> Task brief: Identify every line containing the word "volunteers" and reproduce each one.

○ ○ ○ ○ ○ ○ ○

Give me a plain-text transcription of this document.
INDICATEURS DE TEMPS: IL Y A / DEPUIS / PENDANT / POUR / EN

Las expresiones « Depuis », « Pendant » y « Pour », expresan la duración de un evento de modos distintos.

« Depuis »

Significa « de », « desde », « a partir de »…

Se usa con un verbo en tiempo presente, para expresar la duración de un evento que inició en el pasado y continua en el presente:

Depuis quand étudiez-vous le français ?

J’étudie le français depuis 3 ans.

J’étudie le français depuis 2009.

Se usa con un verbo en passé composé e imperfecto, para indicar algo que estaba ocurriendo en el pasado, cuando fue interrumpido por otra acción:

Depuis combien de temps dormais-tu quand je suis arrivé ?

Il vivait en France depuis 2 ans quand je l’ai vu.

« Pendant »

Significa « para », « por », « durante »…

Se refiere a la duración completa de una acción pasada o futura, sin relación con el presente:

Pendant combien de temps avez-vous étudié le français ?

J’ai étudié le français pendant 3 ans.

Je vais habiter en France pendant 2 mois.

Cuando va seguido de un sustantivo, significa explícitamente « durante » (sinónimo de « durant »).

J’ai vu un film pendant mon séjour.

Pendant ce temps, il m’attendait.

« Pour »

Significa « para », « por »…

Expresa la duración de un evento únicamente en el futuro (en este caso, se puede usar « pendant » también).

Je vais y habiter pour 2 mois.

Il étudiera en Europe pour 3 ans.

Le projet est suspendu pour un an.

○ ○ ○ ○ ○ ○ ○

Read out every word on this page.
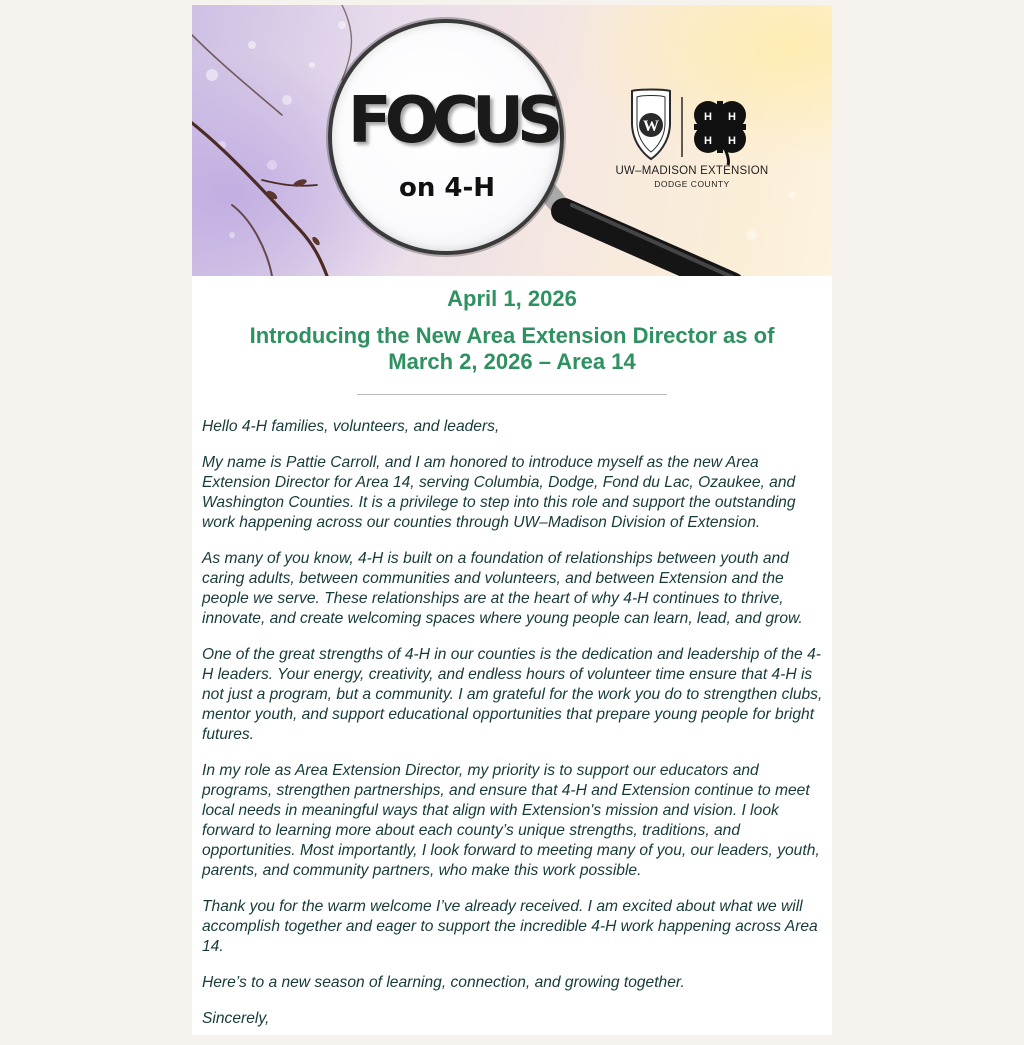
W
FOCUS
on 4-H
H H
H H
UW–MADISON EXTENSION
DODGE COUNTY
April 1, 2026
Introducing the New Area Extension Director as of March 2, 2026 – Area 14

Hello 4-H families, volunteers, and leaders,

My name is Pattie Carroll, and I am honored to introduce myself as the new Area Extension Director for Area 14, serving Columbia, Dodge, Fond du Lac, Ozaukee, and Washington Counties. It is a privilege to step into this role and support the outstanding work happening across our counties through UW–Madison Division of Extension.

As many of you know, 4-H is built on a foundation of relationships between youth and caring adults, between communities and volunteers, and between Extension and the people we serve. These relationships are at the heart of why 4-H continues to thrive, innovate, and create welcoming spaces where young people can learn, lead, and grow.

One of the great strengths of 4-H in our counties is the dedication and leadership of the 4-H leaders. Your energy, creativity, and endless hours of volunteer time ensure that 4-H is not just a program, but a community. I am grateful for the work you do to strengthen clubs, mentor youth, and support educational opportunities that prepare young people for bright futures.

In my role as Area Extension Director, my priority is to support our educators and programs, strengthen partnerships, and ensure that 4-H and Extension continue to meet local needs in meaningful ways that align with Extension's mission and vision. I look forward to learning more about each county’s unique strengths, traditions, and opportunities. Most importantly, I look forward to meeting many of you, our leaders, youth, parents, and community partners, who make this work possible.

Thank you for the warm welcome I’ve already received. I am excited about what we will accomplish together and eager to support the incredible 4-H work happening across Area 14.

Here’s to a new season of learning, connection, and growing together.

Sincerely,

○ ○ ○ ○ ○ ○ ○

> The solution:
Hello 4-H families, volunteers, and leaders,
As many of you know, 4-H is built on a foundation of relationships between youth and caring adults, between communities and volunteers, and between Extension and the people we serve. These relationships are at the heart of why 4-H continues to thrive, innovate, and create welcoming spaces where young people can learn, lead, and grow.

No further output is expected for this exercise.